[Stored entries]
··········
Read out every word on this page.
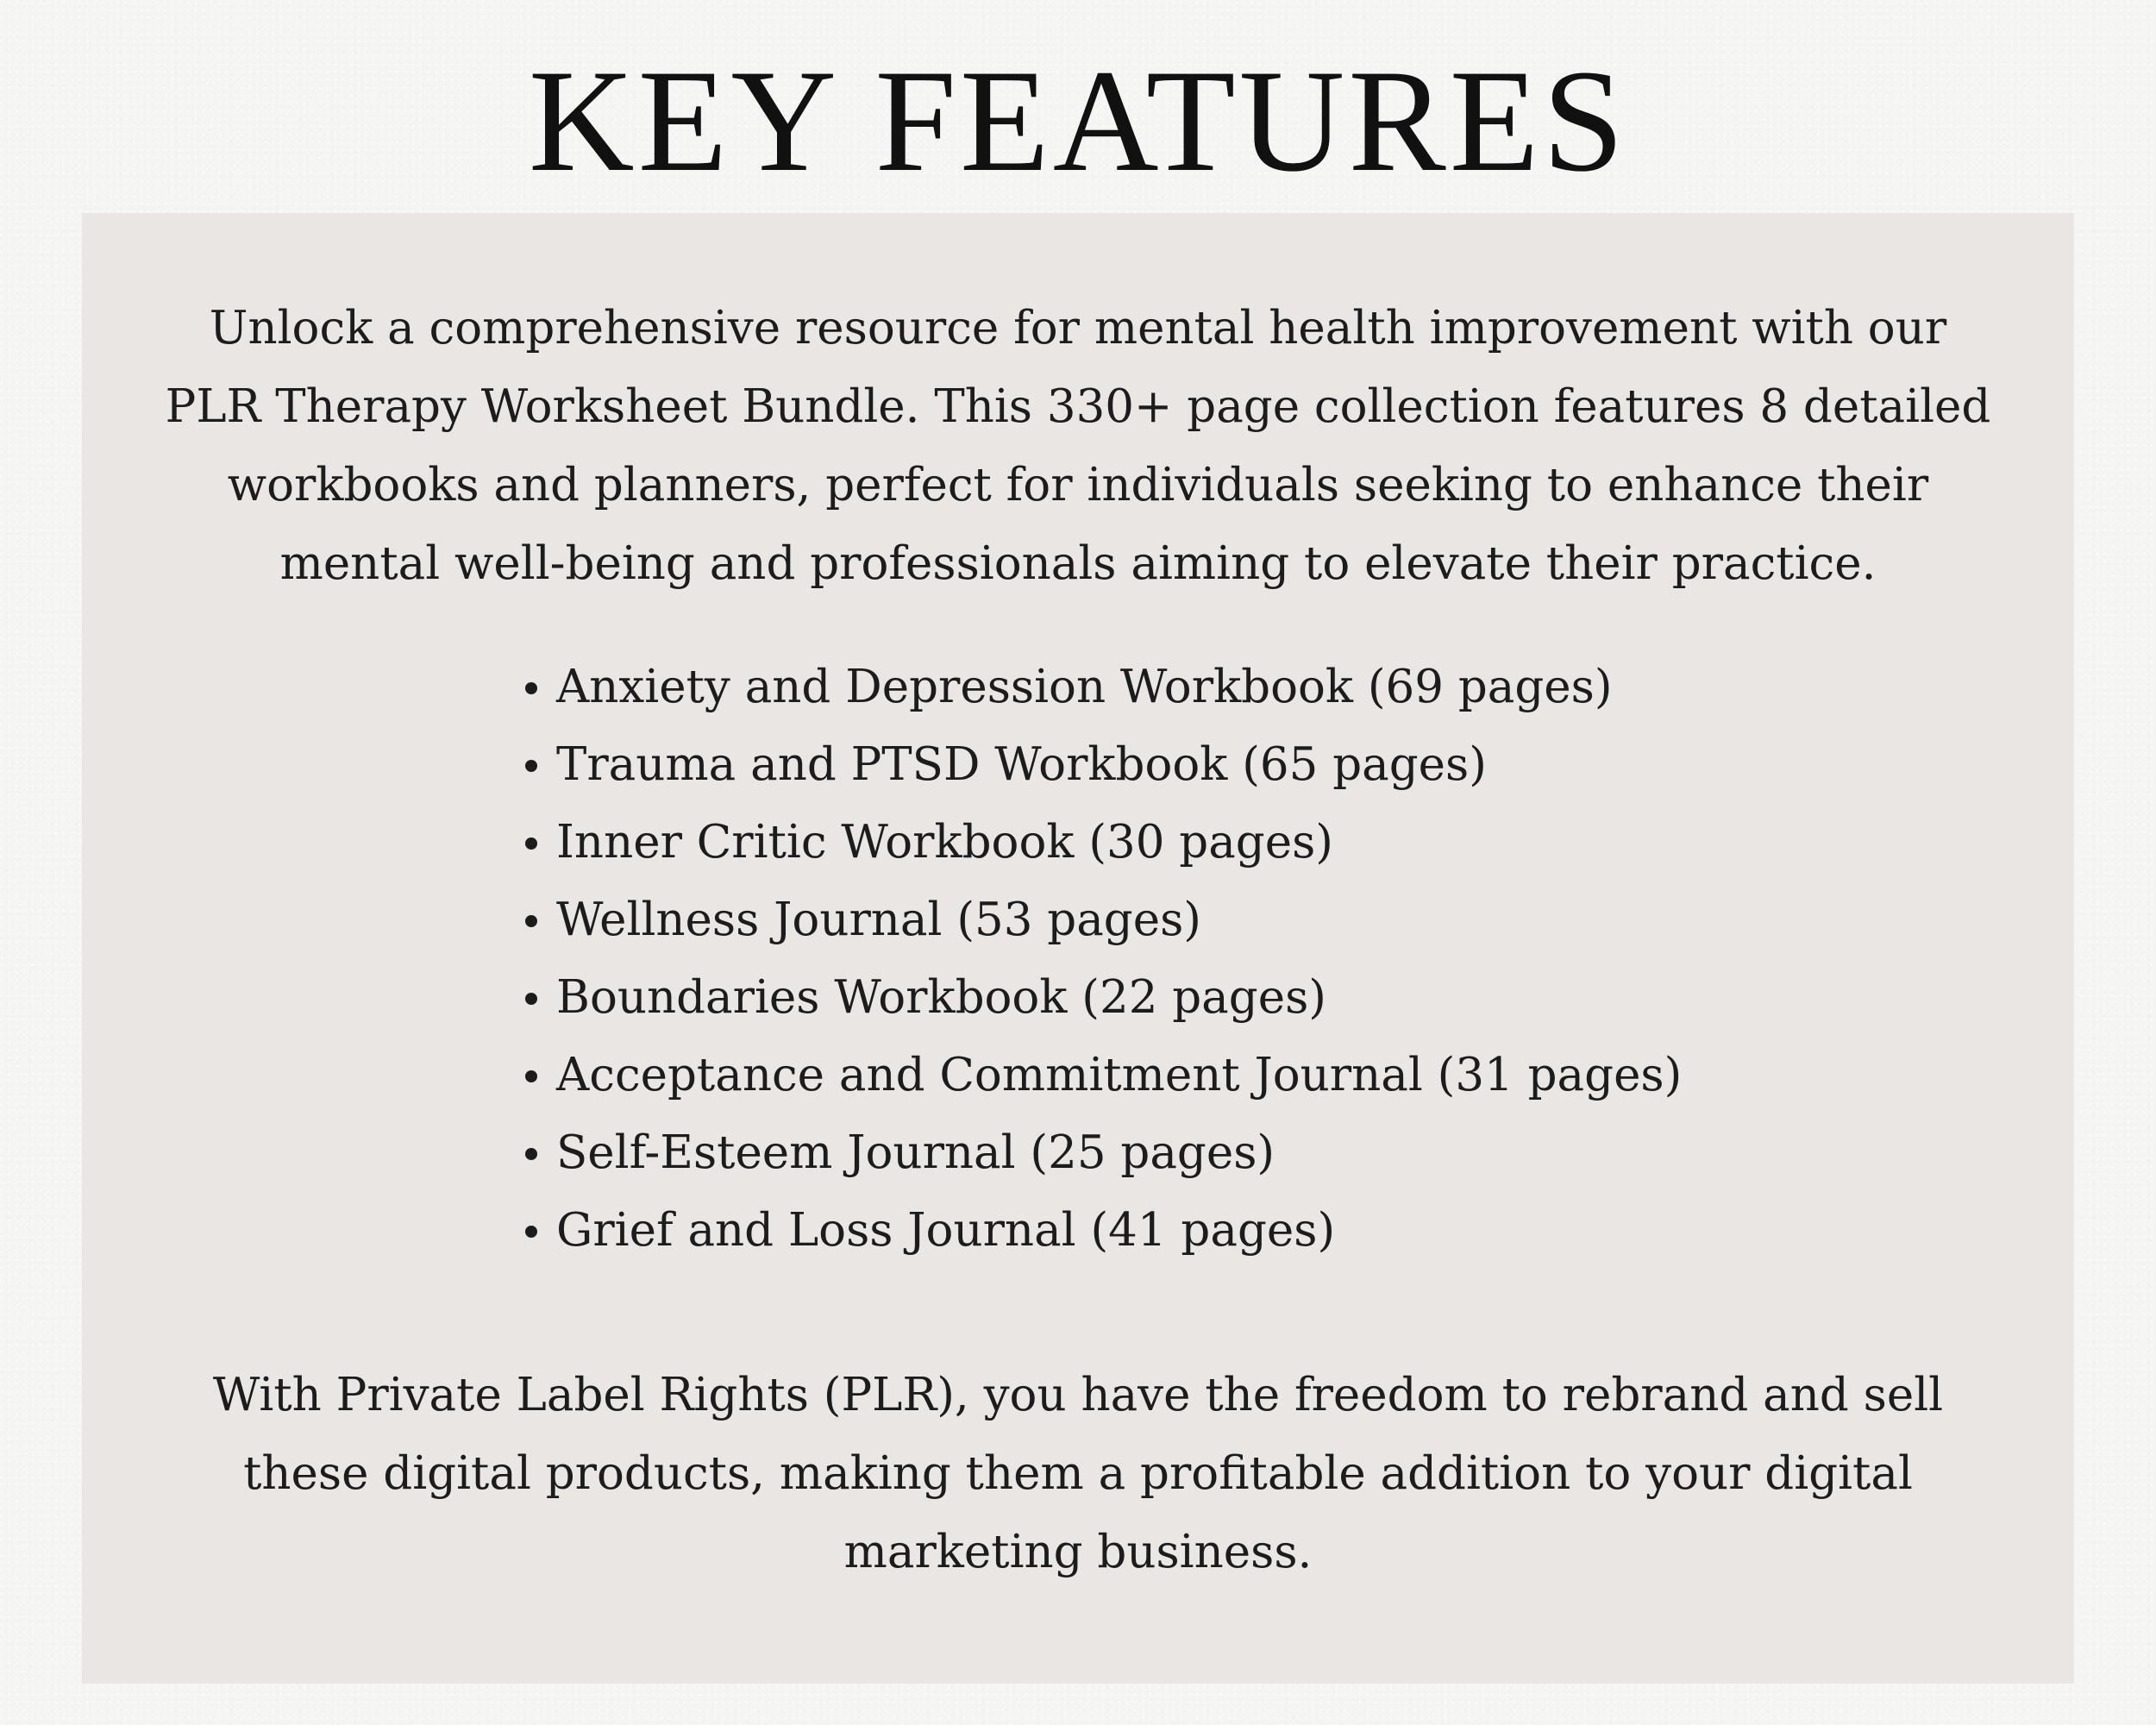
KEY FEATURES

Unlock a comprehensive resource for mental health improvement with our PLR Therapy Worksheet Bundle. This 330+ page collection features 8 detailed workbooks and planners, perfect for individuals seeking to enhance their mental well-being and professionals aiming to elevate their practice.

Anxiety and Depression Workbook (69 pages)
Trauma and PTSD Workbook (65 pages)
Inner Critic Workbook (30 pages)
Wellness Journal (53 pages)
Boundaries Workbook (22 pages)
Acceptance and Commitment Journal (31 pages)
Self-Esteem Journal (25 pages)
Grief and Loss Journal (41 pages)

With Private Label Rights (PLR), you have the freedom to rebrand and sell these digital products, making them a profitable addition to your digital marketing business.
··········
--- Given exercise ---
Find the lines that include the string "pages", then copy each of them.

--- Result of this task ---
Anxiety and Depression Workbook (69 pages)
Trauma and PTSD Workbook (65 pages)
Inner Critic Workbook (30 pages)
Wellness Journal (53 pages)
Boundaries Workbook (22 pages)
Acceptance and Commitment Journal (31 pages)
Self-Esteem Journal (25 pages)
Grief and Loss Journal (41 pages)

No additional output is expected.